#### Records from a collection
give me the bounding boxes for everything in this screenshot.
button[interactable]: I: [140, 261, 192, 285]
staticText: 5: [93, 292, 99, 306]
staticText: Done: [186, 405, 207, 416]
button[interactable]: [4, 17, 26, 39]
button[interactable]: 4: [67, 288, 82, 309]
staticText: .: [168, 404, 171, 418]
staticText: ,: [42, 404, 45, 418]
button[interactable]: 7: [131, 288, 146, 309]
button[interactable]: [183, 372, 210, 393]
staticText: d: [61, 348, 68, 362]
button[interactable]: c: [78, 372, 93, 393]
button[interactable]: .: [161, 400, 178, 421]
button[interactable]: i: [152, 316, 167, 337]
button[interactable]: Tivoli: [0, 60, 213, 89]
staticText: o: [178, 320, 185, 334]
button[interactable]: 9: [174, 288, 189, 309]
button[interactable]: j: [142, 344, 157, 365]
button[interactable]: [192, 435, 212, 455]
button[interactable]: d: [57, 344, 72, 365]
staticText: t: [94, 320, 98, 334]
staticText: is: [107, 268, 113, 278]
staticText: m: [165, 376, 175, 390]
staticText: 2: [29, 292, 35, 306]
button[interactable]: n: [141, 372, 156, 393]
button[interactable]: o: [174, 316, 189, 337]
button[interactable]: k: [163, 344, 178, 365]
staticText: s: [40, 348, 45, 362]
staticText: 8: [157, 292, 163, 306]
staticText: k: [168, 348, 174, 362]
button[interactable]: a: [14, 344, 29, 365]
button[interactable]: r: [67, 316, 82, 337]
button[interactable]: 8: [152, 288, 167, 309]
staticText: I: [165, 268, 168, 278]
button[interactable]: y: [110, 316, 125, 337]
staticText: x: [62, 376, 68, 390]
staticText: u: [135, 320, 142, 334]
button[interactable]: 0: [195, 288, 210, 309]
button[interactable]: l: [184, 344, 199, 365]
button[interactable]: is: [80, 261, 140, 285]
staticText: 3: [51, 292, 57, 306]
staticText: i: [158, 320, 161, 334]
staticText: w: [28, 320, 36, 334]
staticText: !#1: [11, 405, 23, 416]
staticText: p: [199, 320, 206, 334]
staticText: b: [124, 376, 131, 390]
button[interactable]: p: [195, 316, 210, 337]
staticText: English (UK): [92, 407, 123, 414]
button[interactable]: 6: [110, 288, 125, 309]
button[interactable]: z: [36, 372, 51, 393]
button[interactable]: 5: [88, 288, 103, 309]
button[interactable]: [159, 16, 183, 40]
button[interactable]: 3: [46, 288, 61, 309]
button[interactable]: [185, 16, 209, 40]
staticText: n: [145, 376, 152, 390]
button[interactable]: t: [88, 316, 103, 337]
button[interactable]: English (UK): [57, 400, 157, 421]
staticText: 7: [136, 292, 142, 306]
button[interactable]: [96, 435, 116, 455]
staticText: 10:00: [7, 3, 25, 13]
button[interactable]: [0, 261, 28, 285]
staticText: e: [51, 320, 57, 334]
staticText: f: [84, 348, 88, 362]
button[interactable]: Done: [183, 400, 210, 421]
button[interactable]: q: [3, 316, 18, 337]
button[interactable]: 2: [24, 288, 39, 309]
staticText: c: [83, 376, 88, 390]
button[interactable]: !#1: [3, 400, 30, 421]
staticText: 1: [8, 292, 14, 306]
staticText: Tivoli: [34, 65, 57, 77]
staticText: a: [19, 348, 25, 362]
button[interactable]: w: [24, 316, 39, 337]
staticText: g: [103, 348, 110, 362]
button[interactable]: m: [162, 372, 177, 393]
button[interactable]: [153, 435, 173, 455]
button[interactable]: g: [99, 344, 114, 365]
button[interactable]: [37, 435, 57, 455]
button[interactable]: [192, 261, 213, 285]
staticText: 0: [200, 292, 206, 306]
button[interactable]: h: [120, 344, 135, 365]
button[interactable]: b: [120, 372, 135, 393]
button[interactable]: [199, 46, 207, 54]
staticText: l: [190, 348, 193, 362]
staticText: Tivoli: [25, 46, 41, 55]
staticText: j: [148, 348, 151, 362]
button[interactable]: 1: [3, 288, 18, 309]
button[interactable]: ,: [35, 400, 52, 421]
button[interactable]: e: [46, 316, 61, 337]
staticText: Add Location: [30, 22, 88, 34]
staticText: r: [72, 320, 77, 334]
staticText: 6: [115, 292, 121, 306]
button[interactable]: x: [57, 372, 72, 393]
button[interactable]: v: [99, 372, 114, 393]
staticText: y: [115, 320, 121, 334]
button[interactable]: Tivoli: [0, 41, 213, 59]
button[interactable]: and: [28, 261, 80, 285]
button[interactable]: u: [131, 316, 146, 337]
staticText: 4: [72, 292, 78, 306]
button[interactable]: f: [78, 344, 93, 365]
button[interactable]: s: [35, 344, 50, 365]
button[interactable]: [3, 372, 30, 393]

#### Set exercise
Please return the lines above exactly as they appear, every one of them.

#### Finished exercise
give me the bounding boxes for everything in this screenshot.
button[interactable]: I: [140, 261, 192, 285]
staticText: 5: [93, 292, 99, 306]
staticText: Done: [186, 405, 207, 416]
button[interactable]: [4, 17, 26, 39]
button[interactable]: 4: [67, 288, 82, 309]
staticText: .: [168, 404, 171, 418]
staticText: ,: [42, 404, 45, 418]
button[interactable]: 7: [131, 288, 146, 309]
button[interactable]: [183, 372, 210, 393]
staticText: d: [61, 348, 68, 362]
button[interactable]: c: [78, 372, 93, 393]
button[interactable]: .: [161, 400, 178, 421]
button[interactable]: i: [152, 316, 167, 337]
button[interactable]: Tivoli: [0, 60, 213, 89]
staticText: o: [178, 320, 185, 334]
button[interactable]: 9: [174, 288, 189, 309]
button[interactable]: j: [142, 344, 157, 365]
button[interactable]: [192, 435, 212, 455]
button[interactable]: d: [57, 344, 72, 365]
staticText: t: [94, 320, 98, 334]
staticText: is: [107, 268, 113, 278]
staticText: m: [165, 376, 175, 390]
staticText: 2: [29, 292, 35, 306]
button[interactable]: n: [141, 372, 156, 393]
button[interactable]: o: [174, 316, 189, 337]
button[interactable]: k: [163, 344, 178, 365]
staticText: s: [40, 348, 45, 362]
staticText: 8: [157, 292, 163, 306]
staticText: k: [168, 348, 174, 362]
button[interactable]: a: [14, 344, 29, 365]
button[interactable]: r: [67, 316, 82, 337]
button[interactable]: 8: [152, 288, 167, 309]
staticText: I: [165, 268, 168, 278]
button[interactable]: y: [110, 316, 125, 337]
staticText: x: [62, 376, 68, 390]
staticText: u: [135, 320, 142, 334]
button[interactable]: 0: [195, 288, 210, 309]
button[interactable]: l: [184, 344, 199, 365]
button[interactable]: is: [80, 261, 140, 285]
staticText: 3: [51, 292, 57, 306]
staticText: i: [158, 320, 161, 334]
staticText: w: [28, 320, 36, 334]
staticText: !#1: [11, 405, 23, 416]
staticText: p: [199, 320, 206, 334]
staticText: b: [124, 376, 131, 390]
button[interactable]: p: [195, 316, 210, 337]
staticText: English (UK): [92, 407, 123, 414]
button[interactable]: 6: [110, 288, 125, 309]
button[interactable]: z: [36, 372, 51, 393]
button[interactable]: 5: [88, 288, 103, 309]
button[interactable]: [159, 16, 183, 40]
button[interactable]: 3: [46, 288, 61, 309]
button[interactable]: [185, 16, 209, 40]
staticText: n: [145, 376, 152, 390]
button[interactable]: t: [88, 316, 103, 337]
button[interactable]: English (UK): [57, 400, 157, 421]
staticText: 7: [136, 292, 142, 306]
button[interactable]: [96, 435, 116, 455]
staticText: 10:00: [7, 3, 25, 13]
button[interactable]: [0, 261, 28, 285]
staticText: e: [51, 320, 57, 334]
staticText: f: [84, 348, 88, 362]
button[interactable]: Done: [183, 400, 210, 421]
button[interactable]: q: [3, 316, 18, 337]
button[interactable]: 2: [24, 288, 39, 309]
staticText: c: [83, 376, 88, 390]
button[interactable]: !#1: [3, 400, 30, 421]
staticText: 1: [8, 292, 14, 306]
staticText: Tivoli: [34, 65, 57, 77]
staticText: a: [19, 348, 25, 362]
button[interactable]: w: [24, 316, 39, 337]
staticText: g: [103, 348, 110, 362]
button[interactable]: m: [162, 372, 177, 393]
button[interactable]: [153, 435, 173, 455]
button[interactable]: g: [99, 344, 114, 365]
button[interactable]: [37, 435, 57, 455]
button[interactable]: [192, 261, 213, 285]
staticText: 0: [200, 292, 206, 306]
button[interactable]: h: [120, 344, 135, 365]
button[interactable]: b: [120, 372, 135, 393]
button[interactable]: [199, 46, 207, 54]
staticText: l: [190, 348, 193, 362]
staticText: Tivoli: [25, 46, 41, 55]
staticText: j: [148, 348, 151, 362]
button[interactable]: 1: [3, 288, 18, 309]
button[interactable]: ,: [35, 400, 52, 421]
button[interactable]: e: [46, 316, 61, 337]
staticText: Add Location: [30, 22, 88, 34]
staticText: r: [72, 320, 77, 334]
staticText: 6: [115, 292, 121, 306]
button[interactable]: x: [57, 372, 72, 393]
button[interactable]: v: [99, 372, 114, 393]
staticText: y: [115, 320, 121, 334]
button[interactable]: Tivoli: [0, 41, 213, 59]
button[interactable]: and: [28, 261, 80, 285]
button[interactable]: u: [131, 316, 146, 337]
staticText: 4: [72, 292, 78, 306]
button[interactable]: f: [78, 344, 93, 365]
button[interactable]: s: [35, 344, 50, 365]
button[interactable]: [3, 372, 30, 393]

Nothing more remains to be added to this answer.